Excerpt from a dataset
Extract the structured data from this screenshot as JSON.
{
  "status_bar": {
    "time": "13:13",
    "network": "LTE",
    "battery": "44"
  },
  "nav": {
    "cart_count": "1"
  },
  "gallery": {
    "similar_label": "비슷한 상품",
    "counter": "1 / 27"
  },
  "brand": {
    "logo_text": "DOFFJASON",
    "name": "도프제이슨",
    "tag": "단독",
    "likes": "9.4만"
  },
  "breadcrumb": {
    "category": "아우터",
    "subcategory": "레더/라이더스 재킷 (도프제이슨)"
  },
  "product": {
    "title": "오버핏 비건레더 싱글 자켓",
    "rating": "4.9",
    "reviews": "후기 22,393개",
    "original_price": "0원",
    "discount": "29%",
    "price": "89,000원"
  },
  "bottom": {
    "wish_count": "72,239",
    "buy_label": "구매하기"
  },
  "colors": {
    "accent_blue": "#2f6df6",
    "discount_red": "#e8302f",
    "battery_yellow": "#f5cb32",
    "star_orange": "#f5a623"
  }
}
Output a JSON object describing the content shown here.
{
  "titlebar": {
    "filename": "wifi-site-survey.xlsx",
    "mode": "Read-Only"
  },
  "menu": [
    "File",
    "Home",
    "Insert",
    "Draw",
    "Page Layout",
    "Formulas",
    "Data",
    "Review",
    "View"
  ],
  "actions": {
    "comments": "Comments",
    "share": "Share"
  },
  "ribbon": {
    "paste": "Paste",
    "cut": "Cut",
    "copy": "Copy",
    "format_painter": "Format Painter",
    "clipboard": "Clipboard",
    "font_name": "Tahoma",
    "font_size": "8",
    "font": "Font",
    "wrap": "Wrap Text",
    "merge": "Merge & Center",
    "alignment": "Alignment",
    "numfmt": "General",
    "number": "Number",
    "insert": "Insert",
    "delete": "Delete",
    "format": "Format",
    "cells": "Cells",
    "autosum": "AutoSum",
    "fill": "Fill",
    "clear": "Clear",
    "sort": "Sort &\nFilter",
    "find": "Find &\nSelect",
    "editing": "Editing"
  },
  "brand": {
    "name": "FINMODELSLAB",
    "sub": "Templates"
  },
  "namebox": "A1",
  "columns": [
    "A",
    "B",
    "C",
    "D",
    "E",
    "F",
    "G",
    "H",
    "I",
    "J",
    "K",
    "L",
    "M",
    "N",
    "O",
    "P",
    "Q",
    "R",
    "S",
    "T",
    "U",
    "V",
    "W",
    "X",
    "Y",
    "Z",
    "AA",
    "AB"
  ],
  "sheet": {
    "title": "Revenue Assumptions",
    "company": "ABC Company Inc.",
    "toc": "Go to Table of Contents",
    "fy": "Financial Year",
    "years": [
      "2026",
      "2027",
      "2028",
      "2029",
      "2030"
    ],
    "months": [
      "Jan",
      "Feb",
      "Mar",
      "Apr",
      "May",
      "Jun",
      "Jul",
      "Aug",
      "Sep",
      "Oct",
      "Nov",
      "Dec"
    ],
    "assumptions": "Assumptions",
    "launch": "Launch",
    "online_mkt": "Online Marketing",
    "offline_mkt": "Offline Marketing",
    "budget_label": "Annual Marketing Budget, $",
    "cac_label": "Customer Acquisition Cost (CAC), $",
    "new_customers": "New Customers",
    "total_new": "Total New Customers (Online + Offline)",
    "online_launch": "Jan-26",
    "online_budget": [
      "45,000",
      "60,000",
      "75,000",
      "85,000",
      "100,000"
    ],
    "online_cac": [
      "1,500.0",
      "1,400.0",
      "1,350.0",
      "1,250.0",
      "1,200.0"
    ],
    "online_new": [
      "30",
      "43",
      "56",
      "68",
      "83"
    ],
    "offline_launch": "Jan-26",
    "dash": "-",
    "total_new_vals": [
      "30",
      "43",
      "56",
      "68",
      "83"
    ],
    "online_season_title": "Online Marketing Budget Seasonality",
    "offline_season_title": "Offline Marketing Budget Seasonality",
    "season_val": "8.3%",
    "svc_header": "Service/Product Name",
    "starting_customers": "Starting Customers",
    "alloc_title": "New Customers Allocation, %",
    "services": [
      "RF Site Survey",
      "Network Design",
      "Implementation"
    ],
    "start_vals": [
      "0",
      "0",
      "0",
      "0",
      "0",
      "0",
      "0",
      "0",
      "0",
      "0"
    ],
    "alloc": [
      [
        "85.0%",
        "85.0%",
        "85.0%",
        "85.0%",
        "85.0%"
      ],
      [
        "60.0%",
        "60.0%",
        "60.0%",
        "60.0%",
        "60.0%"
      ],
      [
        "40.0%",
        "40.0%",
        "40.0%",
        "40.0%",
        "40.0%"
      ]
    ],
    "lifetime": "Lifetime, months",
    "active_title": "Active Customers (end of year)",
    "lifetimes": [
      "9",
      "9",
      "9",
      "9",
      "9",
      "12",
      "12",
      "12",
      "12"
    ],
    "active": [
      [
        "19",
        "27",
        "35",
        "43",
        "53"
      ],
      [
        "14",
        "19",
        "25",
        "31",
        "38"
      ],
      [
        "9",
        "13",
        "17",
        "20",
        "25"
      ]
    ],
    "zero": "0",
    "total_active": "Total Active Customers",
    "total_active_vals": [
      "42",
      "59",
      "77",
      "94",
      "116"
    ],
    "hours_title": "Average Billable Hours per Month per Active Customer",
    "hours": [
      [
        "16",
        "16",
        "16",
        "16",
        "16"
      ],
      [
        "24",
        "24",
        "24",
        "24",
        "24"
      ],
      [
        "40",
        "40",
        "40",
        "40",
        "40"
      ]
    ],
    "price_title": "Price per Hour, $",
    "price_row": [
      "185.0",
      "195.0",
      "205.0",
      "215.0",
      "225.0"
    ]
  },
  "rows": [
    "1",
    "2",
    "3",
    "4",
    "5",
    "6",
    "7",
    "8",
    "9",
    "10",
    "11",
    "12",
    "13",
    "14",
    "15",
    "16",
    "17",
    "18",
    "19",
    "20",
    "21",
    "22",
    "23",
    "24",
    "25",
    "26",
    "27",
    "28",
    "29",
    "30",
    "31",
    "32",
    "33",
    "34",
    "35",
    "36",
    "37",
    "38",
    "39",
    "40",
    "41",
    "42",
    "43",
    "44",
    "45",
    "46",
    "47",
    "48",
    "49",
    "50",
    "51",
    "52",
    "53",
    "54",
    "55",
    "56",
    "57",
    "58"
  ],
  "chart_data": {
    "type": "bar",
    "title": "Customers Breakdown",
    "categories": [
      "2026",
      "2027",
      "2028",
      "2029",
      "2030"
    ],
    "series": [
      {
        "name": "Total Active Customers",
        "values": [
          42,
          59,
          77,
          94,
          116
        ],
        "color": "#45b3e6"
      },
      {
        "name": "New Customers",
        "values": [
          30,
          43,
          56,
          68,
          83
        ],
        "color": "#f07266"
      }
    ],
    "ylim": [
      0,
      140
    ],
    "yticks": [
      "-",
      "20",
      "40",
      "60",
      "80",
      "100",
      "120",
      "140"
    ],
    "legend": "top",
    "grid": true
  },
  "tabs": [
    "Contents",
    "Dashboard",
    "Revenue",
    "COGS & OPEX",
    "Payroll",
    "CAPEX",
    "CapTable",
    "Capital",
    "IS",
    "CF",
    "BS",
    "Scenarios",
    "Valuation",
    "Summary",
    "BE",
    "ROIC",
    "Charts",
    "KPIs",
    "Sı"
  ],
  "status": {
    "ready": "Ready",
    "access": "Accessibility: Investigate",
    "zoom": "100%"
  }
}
...
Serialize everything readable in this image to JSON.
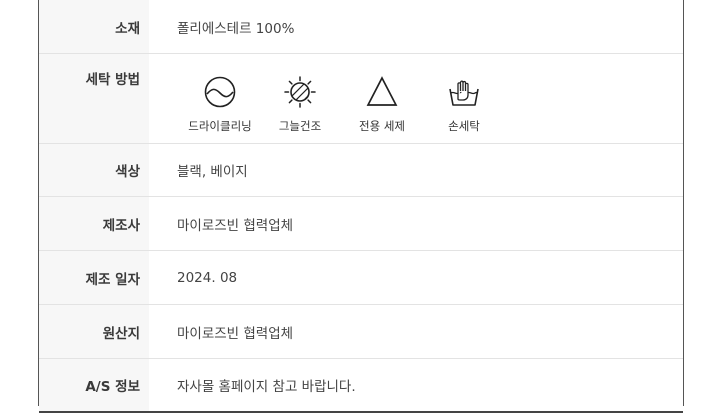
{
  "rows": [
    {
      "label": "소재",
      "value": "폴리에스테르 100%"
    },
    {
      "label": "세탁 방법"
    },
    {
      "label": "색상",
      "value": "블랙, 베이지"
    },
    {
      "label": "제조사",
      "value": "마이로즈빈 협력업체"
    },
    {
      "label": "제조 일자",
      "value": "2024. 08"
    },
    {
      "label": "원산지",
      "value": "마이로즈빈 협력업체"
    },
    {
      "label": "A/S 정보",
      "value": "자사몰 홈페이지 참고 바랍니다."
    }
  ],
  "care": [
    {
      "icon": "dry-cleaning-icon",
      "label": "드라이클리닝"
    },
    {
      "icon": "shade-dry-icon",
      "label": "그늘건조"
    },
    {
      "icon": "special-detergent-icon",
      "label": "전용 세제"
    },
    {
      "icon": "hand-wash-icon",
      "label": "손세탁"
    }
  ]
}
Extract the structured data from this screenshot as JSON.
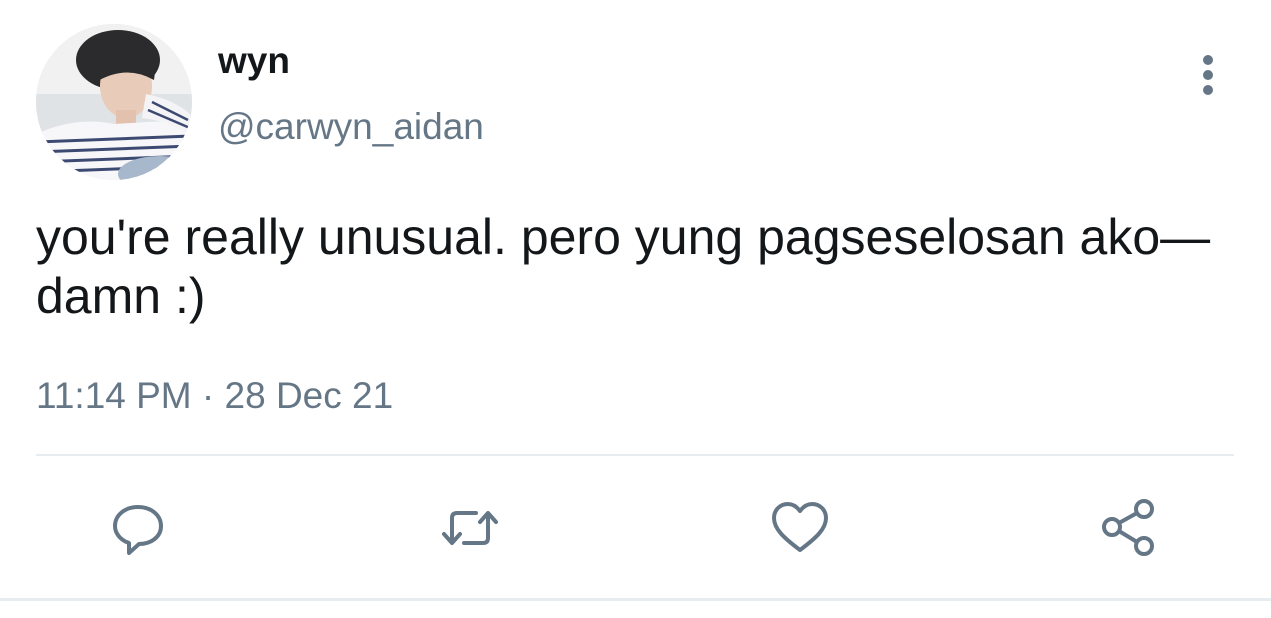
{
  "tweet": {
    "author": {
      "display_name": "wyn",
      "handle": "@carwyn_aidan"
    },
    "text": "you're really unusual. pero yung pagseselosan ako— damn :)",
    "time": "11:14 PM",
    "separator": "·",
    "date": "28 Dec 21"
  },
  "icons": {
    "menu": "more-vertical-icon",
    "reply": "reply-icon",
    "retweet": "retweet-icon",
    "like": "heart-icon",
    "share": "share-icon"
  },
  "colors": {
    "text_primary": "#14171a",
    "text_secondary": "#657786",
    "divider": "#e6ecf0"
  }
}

**WHAT THIS TASK INVOLVES:** Check each line above for the string "Format" and report how many lines have it, giving only the number.

**OUTPUT:** 2